— The problem —
Can you copy out all of the material below word for word, leaving out the pictures?
-- begin Working data --
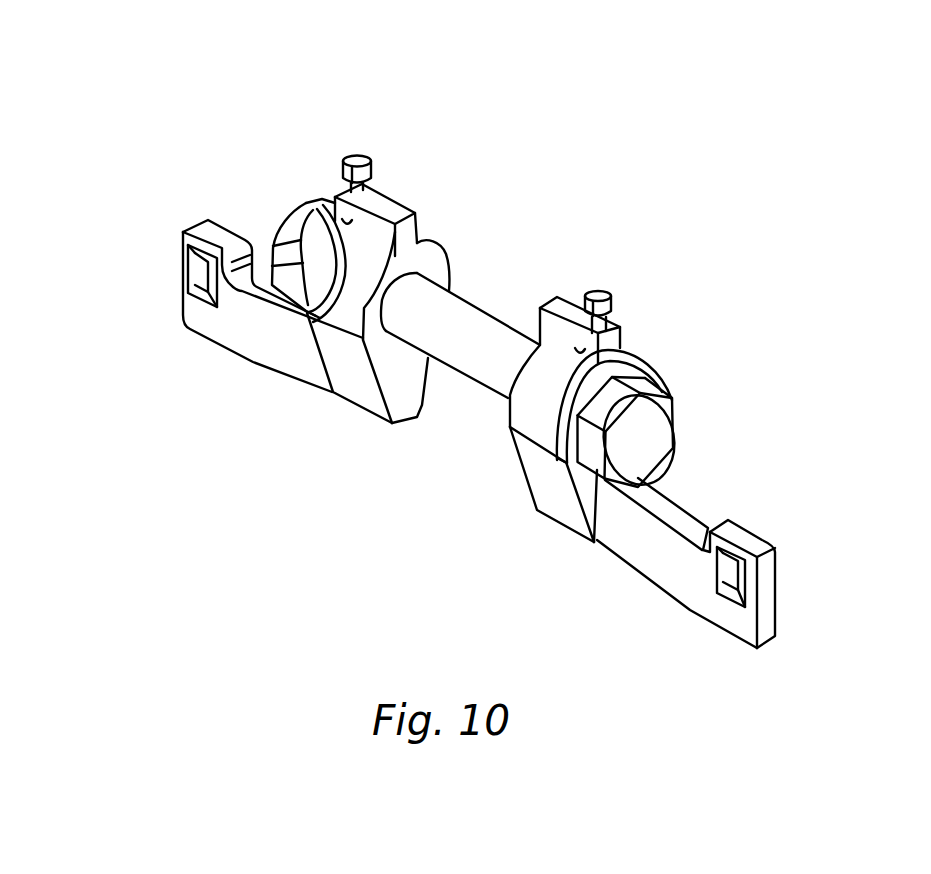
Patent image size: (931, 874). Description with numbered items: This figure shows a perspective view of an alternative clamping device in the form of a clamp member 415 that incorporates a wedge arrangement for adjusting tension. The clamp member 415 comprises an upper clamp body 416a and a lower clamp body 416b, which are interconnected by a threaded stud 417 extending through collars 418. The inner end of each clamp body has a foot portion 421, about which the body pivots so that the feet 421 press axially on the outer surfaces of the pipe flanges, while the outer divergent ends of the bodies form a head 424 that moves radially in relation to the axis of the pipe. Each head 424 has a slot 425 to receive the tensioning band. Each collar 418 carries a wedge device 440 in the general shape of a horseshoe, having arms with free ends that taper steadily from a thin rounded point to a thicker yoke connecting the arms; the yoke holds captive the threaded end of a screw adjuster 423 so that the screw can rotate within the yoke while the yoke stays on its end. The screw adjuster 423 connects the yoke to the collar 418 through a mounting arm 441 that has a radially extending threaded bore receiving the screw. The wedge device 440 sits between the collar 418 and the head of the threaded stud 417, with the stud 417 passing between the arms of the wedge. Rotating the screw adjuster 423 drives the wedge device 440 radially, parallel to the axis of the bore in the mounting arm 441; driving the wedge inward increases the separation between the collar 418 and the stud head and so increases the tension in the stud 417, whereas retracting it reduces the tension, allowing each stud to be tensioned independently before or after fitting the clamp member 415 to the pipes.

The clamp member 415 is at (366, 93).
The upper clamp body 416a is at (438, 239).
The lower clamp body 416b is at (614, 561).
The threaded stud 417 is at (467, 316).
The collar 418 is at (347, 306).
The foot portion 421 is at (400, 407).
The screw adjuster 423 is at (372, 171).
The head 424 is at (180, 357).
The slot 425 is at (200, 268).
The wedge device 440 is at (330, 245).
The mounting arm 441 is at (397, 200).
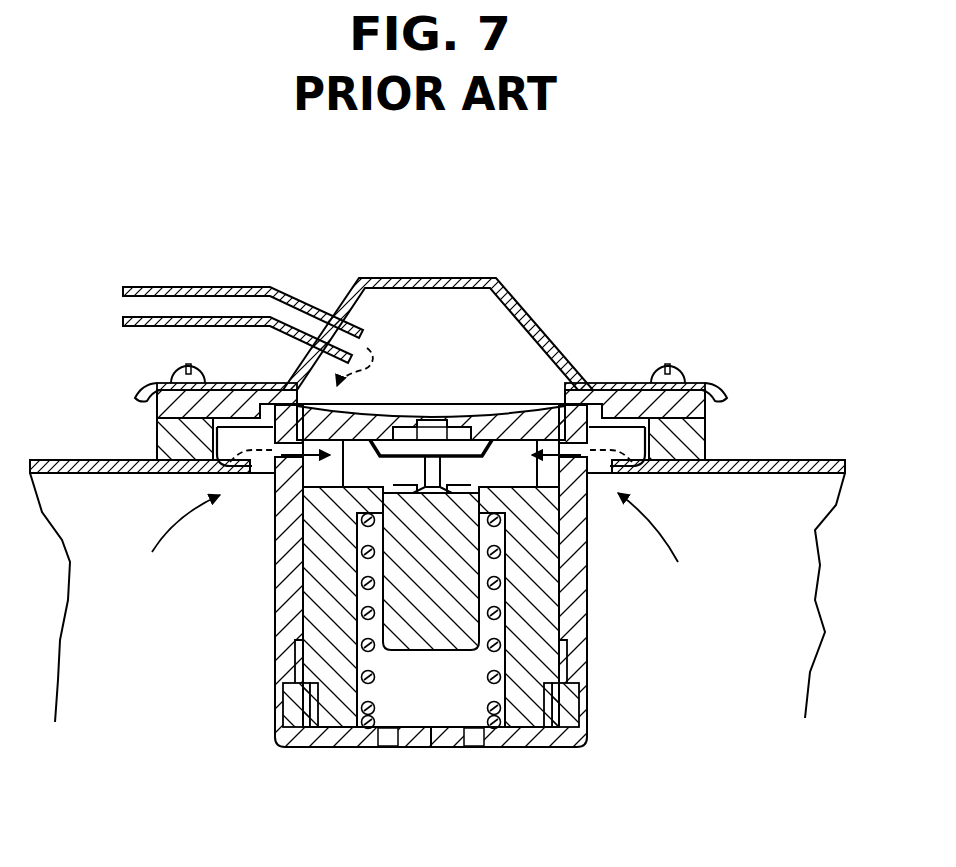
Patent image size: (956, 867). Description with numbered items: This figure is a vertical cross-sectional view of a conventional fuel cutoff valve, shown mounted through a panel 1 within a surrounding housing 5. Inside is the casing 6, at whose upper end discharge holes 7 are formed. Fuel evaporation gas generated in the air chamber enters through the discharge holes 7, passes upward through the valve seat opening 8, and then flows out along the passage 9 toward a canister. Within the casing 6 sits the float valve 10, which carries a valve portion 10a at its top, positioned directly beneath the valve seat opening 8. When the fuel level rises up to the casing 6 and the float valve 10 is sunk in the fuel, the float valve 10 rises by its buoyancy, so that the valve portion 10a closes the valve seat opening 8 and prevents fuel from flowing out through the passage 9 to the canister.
-- end Working data --
— Answer to the task —
Patent image size: (931, 874). Description with numbered items: This figure shows a perspective view of an alternative clamping device in the form of a clamp member 415 that incorporates a wedge arrangement for adjusting tension. The clamp member 415 comprises an upper clamp body 416a and a lower clamp body 416b, which are interconnected by a threaded stud 417 extending through collars 418. The inner end of each clamp body has a foot portion 421, about which the body pivots so that the feet 421 press axially on the outer surfaces of the pipe flanges, while the outer divergent ends of the bodies form a head 424 that moves radially in relation to the axis of the pipe. Each head 424 has a slot 425 to receive the tensioning band. Each collar 418 carries a wedge device 440 in the general shape of a horseshoe, having arms with free ends that taper steadily from a thin rounded point to a thicker yoke connecting the arms; the yoke holds captive the threaded end of a screw adjuster 423 so that the screw can rotate within the yoke while the yoke stays on its end. The screw adjuster 423 connects the yoke to the collar 418 through a mounting arm 441 that has a radially extending threaded bore receiving the screw. The wedge device 440 sits between the collar 418 and the head of the threaded stud 417, with the stud 417 passing between the arms of the wedge. Rotating the screw adjuster 423 drives the wedge device 440 radially, parallel to the axis of the bore in the mounting arm 441; driving the wedge inward increases the separation between the collar 418 and the stud head and so increases the tension in the stud 417, whereas retracting it reduces the tension, allowing each stud to be tensioned independently before or after fitting the clamp member 415 to the pipes.

The clamp member 415 is at (366, 93).
The upper clamp body 416a is at (438, 239).
The lower clamp body 416b is at (614, 561).
The threaded stud 417 is at (467, 316).
The collar 418 is at (347, 306).
The foot portion 421 is at (400, 407).
The screw adjuster 423 is at (372, 171).
The head 424 is at (180, 357).
The slot 425 is at (200, 268).
The wedge device 440 is at (330, 245).
The mounting arm 441 is at (397, 200).
Patent image size: (956, 867). Description with numbered items: This figure is a vertical cross-sectional view of a conventional fuel cutoff valve, shown mounted through a panel 1 within a surrounding housing 5. Inside is the casing 6, at whose upper end discharge holes 7 are formed. Fuel evaporation gas generated in the air chamber enters through the discharge holes 7, passes upward through the valve seat opening 8, and then flows out along the passage 9 toward a canister. Within the casing 6 sits the float valve 10, which carries a valve portion 10a at its top, positioned directly beneath the valve seat opening 8. When the fuel level rises up to the casing 6 and the float valve 10 is sunk in the fuel, the float valve 10 rises by its buoyancy, so that the valve portion 10a closes the valve seat opening 8 and prevents fuel from flowing out through the passage 9 to the canister.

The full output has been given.